**WHAT THE TASK ASKS**
Omit all images, then return the remaining material exactly as it stands.

>> BEGIN LISTED ENTRIES

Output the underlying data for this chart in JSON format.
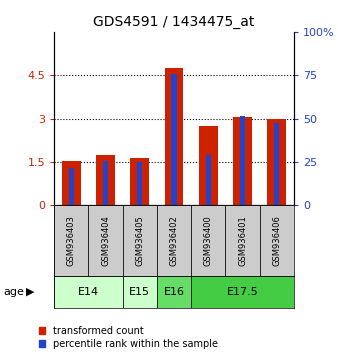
{
  "title": "GDS4591 / 1434475_at",
  "samples": [
    "GSM936403",
    "GSM936404",
    "GSM936405",
    "GSM936402",
    "GSM936400",
    "GSM936401",
    "GSM936406"
  ],
  "transformed_count": [
    1.55,
    1.75,
    1.65,
    4.75,
    2.75,
    3.05,
    3.0
  ],
  "percentile_rank_scaled": [
    1.3,
    1.55,
    1.5,
    4.55,
    1.75,
    3.1,
    2.85
  ],
  "ages": [
    {
      "label": "E14",
      "span": [
        0,
        2
      ],
      "color": "#ccffcc"
    },
    {
      "label": "E15",
      "span": [
        2,
        3
      ],
      "color": "#ccffcc"
    },
    {
      "label": "E16",
      "span": [
        3,
        4
      ],
      "color": "#66dd66"
    },
    {
      "label": "E17.5",
      "span": [
        4,
        7
      ],
      "color": "#44cc44"
    }
  ],
  "bar_color_red": "#cc2200",
  "bar_color_blue": "#2244cc",
  "ylim_left": [
    0,
    6
  ],
  "ylim_right": [
    0,
    100
  ],
  "yticks_left": [
    0,
    1.5,
    3.0,
    4.5
  ],
  "ytick_labels_left": [
    "0",
    "1.5",
    "3",
    "4.5"
  ],
  "yticks_right": [
    0,
    25,
    50,
    75,
    100
  ],
  "ytick_labels_right": [
    "0",
    "25",
    "50",
    "75",
    "100%"
  ],
  "sample_bg_color": "#cccccc",
  "legend_label_red": "transformed count",
  "legend_label_blue": "percentile rank within the sample",
  "age_label": "age",
  "red_bar_width": 0.55,
  "blue_bar_width": 0.15
}
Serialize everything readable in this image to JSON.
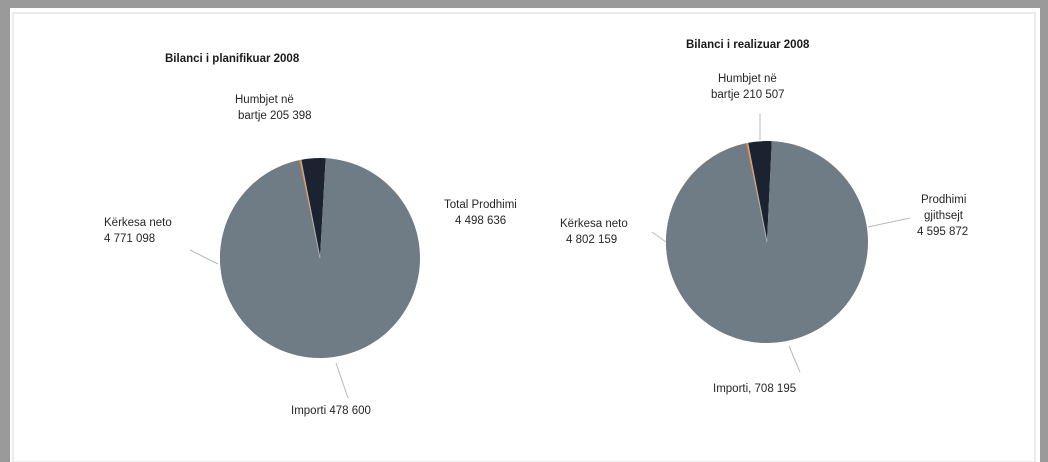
{
  "colors": {
    "frame": "#9a9a9a",
    "slice_main": "#6f7c86",
    "slice_import": "#f07f28",
    "slice_losses": "#1b2330",
    "separator": "#aeb5bb"
  },
  "chart_data": [
    {
      "type": "pie",
      "title": "Bilanci i planifikuar 2008",
      "slices": [
        {
          "key": "losses",
          "label_lines": [
            "Humbjet në",
            "bartje 205 398"
          ],
          "value": 205398
        },
        {
          "key": "production",
          "label_lines": [
            "Total Prodhimi",
            "4 498 636"
          ],
          "value": 4498636
        },
        {
          "key": "import",
          "label_lines": [
            "Importi 478 600"
          ],
          "value": 478600
        },
        {
          "key": "demand",
          "label_lines": [
            "Kërkesa neto",
            "4 771 098"
          ],
          "value": 4771098
        }
      ]
    },
    {
      "type": "pie",
      "title": "Bilanci i realizuar 2008",
      "slices": [
        {
          "key": "losses",
          "label_lines": [
            "Humbjet në",
            "bartje 210 507"
          ],
          "value": 210507
        },
        {
          "key": "production",
          "label_lines": [
            "Prodhimi",
            "gjithsejt",
            "4 595 872"
          ],
          "value": 4595872
        },
        {
          "key": "import",
          "label_lines": [
            "Importi, 708 195"
          ],
          "value": 708195
        },
        {
          "key": "demand",
          "label_lines": [
            "Kërkesa neto",
            "4 802 159"
          ],
          "value": 4802159
        }
      ]
    }
  ]
}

>> END LISTED ENTRIES

**FULL ANSWER**
Output the underlying data for this chart in JSON format.
{
  "title": "GDS4591 / 1434475_at",
  "samples": [
    "GSM936403",
    "GSM936404",
    "GSM936405",
    "GSM936402",
    "GSM936400",
    "GSM936401",
    "GSM936406"
  ],
  "transformed_count": [
    1.55,
    1.75,
    1.65,
    4.75,
    2.75,
    3.05,
    3.0
  ],
  "percentile_rank_scaled": [
    1.3,
    1.55,
    1.5,
    4.55,
    1.75,
    3.1,
    2.85
  ],
  "ages": [
    {
      "label": "E14",
      "span": [
        0,
        2
      ],
      "color": "#ccffcc"
    },
    {
      "label": "E15",
      "span": [
        2,
        3
      ],
      "color": "#ccffcc"
    },
    {
      "label": "E16",
      "span": [
        3,
        4
      ],
      "color": "#66dd66"
    },
    {
      "label": "E17.5",
      "span": [
        4,
        7
      ],
      "color": "#44cc44"
    }
  ],
  "bar_color_red": "#cc2200",
  "bar_color_blue": "#2244cc",
  "ylim_left": [
    0,
    6
  ],
  "ylim_right": [
    0,
    100
  ],
  "yticks_left": [
    0,
    1.5,
    3.0,
    4.5
  ],
  "ytick_labels_left": [
    "0",
    "1.5",
    "3",
    "4.5"
  ],
  "yticks_right": [
    0,
    25,
    50,
    75,
    100
  ],
  "ytick_labels_right": [
    "0",
    "25",
    "50",
    "75",
    "100%"
  ],
  "sample_bg_color": "#cccccc",
  "legend_label_red": "transformed count",
  "legend_label_blue": "percentile rank within the sample",
  "age_label": "age",
  "red_bar_width": 0.55,
  "blue_bar_width": 0.15
}
Serialize everything readable in this image to JSON.
{
  "colors": {
    "frame": "#9a9a9a",
    "slice_main": "#6f7c86",
    "slice_import": "#f07f28",
    "slice_losses": "#1b2330",
    "separator": "#aeb5bb"
  },
  "chart_data": [
    {
      "type": "pie",
      "title": "Bilanci i planifikuar 2008",
      "slices": [
        {
          "key": "losses",
          "label_lines": [
            "Humbjet në",
            "bartje 205 398"
          ],
          "value": 205398
        },
        {
          "key": "production",
          "label_lines": [
            "Total Prodhimi",
            "4 498 636"
          ],
          "value": 4498636
        },
        {
          "key": "import",
          "label_lines": [
            "Importi 478 600"
          ],
          "value": 478600
        },
        {
          "key": "demand",
          "label_lines": [
            "Kërkesa neto",
            "4 771 098"
          ],
          "value": 4771098
        }
      ]
    },
    {
      "type": "pie",
      "title": "Bilanci i realizuar 2008",
      "slices": [
        {
          "key": "losses",
          "label_lines": [
            "Humbjet në",
            "bartje 210 507"
          ],
          "value": 210507
        },
        {
          "key": "production",
          "label_lines": [
            "Prodhimi",
            "gjithsejt",
            "4 595 872"
          ],
          "value": 4595872
        },
        {
          "key": "import",
          "label_lines": [
            "Importi, 708 195"
          ],
          "value": 708195
        },
        {
          "key": "demand",
          "label_lines": [
            "Kërkesa neto",
            "4 802 159"
          ],
          "value": 4802159
        }
      ]
    }
  ]
}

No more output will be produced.